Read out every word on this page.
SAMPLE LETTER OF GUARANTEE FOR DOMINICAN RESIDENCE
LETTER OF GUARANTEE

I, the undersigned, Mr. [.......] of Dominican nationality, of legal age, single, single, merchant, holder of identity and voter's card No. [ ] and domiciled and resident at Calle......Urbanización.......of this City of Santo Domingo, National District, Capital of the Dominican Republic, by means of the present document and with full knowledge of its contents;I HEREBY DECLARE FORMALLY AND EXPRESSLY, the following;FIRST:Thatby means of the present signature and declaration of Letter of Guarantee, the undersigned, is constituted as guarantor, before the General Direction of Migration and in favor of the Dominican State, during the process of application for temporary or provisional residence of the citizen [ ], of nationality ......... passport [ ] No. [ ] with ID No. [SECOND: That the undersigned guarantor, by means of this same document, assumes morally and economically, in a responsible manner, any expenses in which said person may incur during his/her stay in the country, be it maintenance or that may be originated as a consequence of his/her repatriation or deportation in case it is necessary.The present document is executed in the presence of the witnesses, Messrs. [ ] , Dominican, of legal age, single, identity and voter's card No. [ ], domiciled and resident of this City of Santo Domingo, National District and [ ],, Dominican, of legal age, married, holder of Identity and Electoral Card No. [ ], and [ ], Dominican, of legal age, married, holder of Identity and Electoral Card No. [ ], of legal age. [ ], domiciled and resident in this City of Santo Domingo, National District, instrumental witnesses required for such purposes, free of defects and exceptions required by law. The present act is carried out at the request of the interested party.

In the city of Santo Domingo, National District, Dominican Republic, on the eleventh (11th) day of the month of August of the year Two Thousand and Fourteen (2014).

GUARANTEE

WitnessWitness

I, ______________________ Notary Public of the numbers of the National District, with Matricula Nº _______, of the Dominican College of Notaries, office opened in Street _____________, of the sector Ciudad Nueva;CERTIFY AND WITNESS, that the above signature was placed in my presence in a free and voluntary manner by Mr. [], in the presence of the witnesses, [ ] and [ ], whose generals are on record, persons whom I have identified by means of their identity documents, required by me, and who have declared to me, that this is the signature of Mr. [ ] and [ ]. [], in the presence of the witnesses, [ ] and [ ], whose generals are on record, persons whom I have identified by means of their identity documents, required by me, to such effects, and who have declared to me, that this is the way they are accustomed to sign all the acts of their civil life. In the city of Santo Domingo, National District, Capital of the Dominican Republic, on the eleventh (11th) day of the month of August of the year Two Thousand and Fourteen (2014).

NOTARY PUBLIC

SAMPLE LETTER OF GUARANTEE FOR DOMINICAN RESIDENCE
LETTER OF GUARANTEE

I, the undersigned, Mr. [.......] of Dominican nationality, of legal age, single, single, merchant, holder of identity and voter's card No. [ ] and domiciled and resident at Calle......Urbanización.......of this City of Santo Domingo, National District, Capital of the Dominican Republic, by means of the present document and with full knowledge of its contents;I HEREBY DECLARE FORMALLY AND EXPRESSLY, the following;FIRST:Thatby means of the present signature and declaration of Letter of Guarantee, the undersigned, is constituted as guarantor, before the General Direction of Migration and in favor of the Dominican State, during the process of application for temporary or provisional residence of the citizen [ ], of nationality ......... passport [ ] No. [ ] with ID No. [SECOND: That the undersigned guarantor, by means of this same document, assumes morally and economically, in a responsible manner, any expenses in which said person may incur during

* * *

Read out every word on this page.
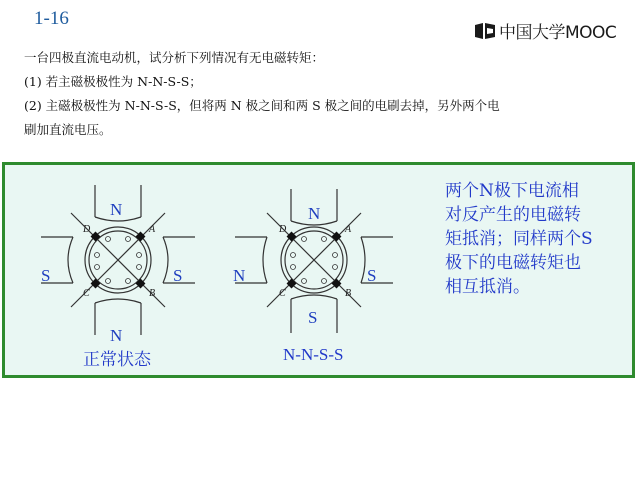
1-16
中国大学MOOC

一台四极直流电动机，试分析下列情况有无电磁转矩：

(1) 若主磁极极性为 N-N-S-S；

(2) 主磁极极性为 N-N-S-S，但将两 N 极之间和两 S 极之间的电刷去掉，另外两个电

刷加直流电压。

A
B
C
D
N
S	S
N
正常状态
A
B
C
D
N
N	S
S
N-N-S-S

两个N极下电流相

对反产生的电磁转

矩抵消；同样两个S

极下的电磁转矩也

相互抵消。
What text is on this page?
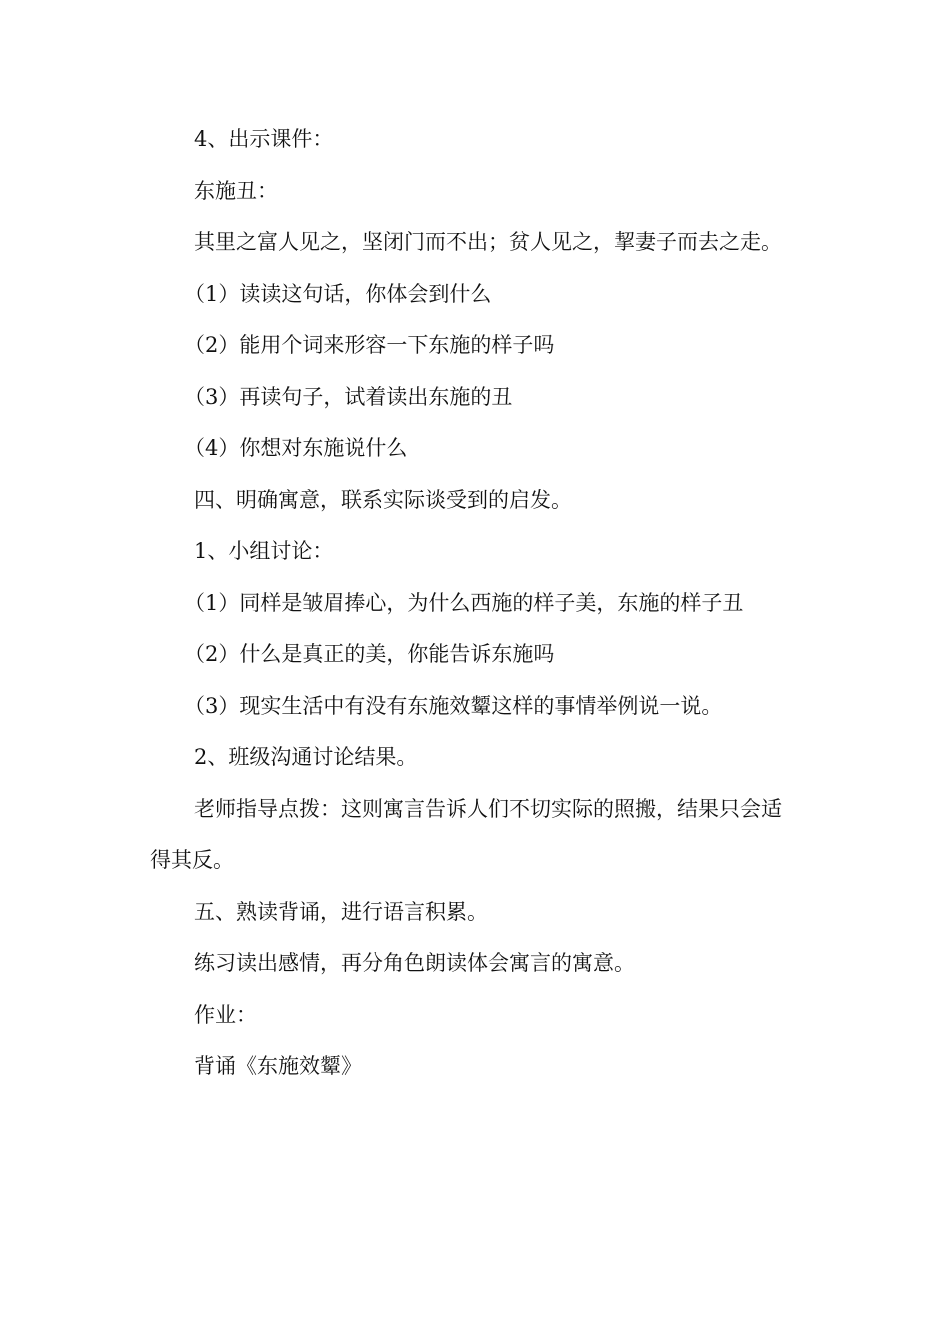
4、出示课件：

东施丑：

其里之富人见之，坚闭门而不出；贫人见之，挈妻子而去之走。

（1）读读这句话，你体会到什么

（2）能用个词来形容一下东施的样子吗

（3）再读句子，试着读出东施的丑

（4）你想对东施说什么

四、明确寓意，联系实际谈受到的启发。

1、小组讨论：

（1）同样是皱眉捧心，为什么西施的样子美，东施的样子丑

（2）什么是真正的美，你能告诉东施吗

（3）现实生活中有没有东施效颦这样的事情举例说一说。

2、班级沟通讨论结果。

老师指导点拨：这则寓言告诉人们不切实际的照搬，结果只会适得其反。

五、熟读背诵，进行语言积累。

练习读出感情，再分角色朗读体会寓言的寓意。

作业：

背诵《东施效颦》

...

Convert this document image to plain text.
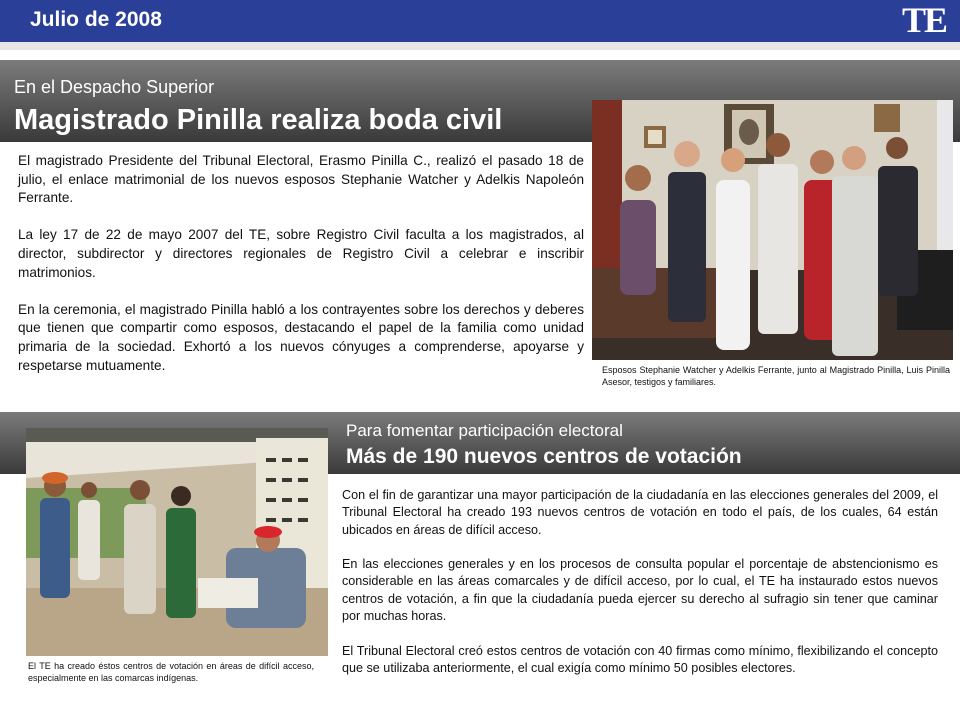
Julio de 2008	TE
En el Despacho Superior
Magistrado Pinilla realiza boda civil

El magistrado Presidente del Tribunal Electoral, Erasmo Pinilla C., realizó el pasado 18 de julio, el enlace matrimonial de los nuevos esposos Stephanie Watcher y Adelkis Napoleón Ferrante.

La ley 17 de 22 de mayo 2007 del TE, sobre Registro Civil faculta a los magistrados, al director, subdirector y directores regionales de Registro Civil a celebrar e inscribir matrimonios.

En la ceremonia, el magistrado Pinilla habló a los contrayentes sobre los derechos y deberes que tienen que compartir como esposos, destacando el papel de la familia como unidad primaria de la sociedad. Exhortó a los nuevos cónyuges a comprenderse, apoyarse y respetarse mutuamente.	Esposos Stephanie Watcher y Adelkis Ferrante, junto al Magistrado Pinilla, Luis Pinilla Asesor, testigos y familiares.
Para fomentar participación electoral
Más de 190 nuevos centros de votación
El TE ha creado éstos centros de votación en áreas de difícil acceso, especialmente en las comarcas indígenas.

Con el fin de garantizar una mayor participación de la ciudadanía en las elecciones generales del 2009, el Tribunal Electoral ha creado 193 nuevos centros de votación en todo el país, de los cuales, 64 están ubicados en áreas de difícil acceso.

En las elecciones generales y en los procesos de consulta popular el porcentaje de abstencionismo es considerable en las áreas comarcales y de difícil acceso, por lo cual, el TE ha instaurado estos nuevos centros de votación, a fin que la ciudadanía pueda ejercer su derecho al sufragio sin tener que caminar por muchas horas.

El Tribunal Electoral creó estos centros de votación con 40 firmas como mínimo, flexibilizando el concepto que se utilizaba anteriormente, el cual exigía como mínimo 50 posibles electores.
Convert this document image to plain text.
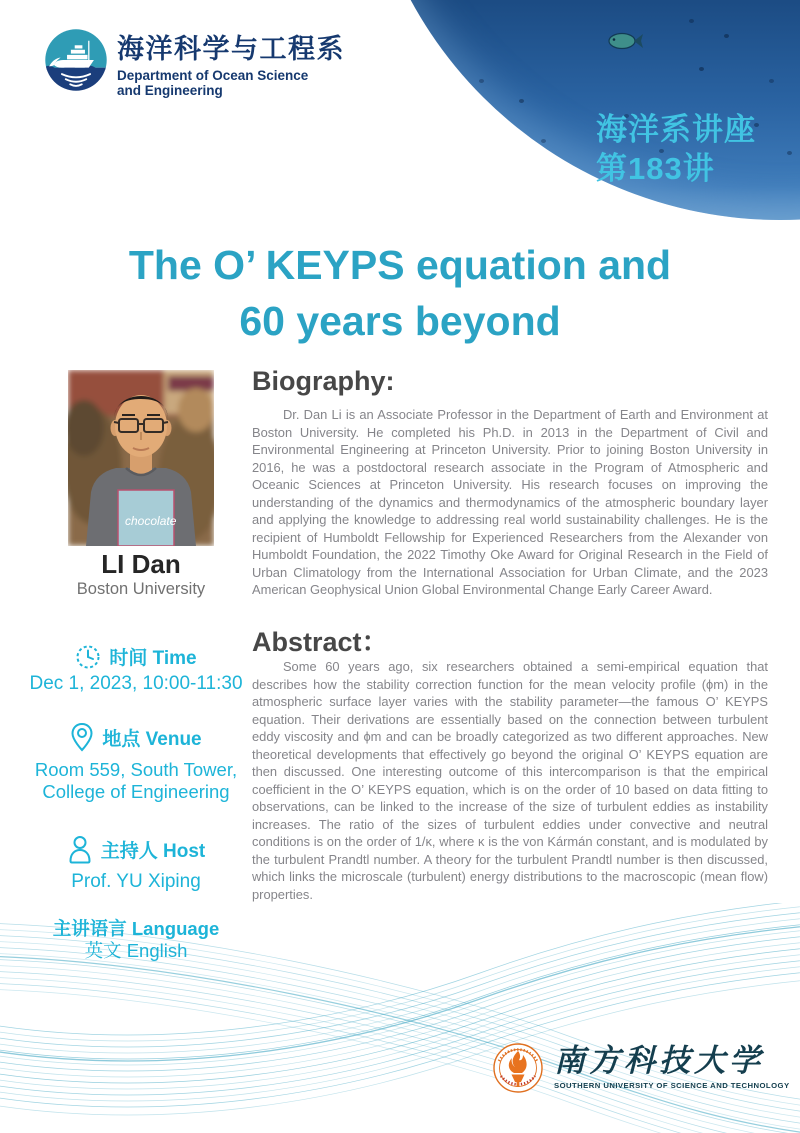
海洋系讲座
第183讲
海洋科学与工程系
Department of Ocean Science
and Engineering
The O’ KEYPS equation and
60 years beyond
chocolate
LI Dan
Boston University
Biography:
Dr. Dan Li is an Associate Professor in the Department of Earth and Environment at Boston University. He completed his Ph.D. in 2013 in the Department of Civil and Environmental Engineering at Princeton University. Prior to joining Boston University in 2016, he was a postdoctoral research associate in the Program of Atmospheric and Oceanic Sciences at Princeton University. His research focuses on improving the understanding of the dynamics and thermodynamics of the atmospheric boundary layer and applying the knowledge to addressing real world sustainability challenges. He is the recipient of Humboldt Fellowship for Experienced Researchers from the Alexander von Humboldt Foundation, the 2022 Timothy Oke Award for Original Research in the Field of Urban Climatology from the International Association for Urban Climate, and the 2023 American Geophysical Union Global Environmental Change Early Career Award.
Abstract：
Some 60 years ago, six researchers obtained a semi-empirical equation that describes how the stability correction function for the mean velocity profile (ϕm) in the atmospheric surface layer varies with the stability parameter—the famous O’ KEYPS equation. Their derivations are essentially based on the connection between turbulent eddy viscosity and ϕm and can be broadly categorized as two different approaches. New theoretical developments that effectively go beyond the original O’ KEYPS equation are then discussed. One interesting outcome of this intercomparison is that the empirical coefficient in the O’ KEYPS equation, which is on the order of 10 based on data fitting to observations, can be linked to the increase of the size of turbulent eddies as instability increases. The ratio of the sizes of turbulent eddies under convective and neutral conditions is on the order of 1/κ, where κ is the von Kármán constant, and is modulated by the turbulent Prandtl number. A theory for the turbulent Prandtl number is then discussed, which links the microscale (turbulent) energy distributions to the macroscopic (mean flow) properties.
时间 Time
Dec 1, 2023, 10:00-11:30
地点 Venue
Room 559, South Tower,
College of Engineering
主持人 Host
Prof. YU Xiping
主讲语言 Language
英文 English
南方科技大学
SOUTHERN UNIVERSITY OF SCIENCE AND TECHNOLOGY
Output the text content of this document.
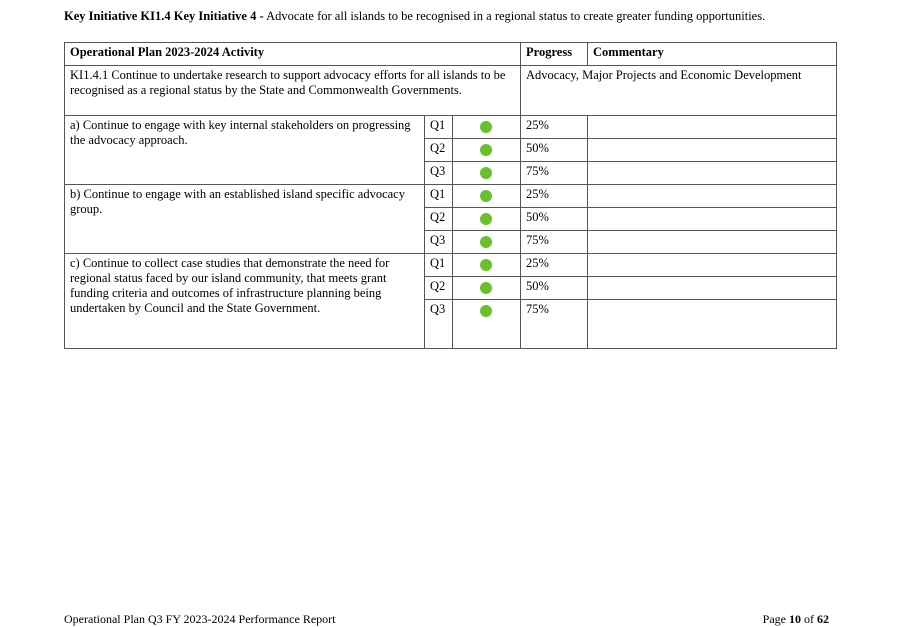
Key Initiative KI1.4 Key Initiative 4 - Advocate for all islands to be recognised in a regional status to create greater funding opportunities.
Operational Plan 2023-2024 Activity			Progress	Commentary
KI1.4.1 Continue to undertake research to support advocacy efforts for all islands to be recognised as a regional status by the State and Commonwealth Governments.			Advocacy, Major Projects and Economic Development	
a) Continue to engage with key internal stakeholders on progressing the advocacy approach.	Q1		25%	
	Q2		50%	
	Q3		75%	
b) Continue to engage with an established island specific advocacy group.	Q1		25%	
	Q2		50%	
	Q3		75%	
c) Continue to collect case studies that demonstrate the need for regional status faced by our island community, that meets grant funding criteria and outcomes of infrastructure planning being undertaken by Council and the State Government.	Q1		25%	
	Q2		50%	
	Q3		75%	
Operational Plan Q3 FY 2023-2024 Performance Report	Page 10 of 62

§ **Task brief**: Above are some records. Report the number of their lines that include "funding", and add nothing else.

§ **Full output**: 2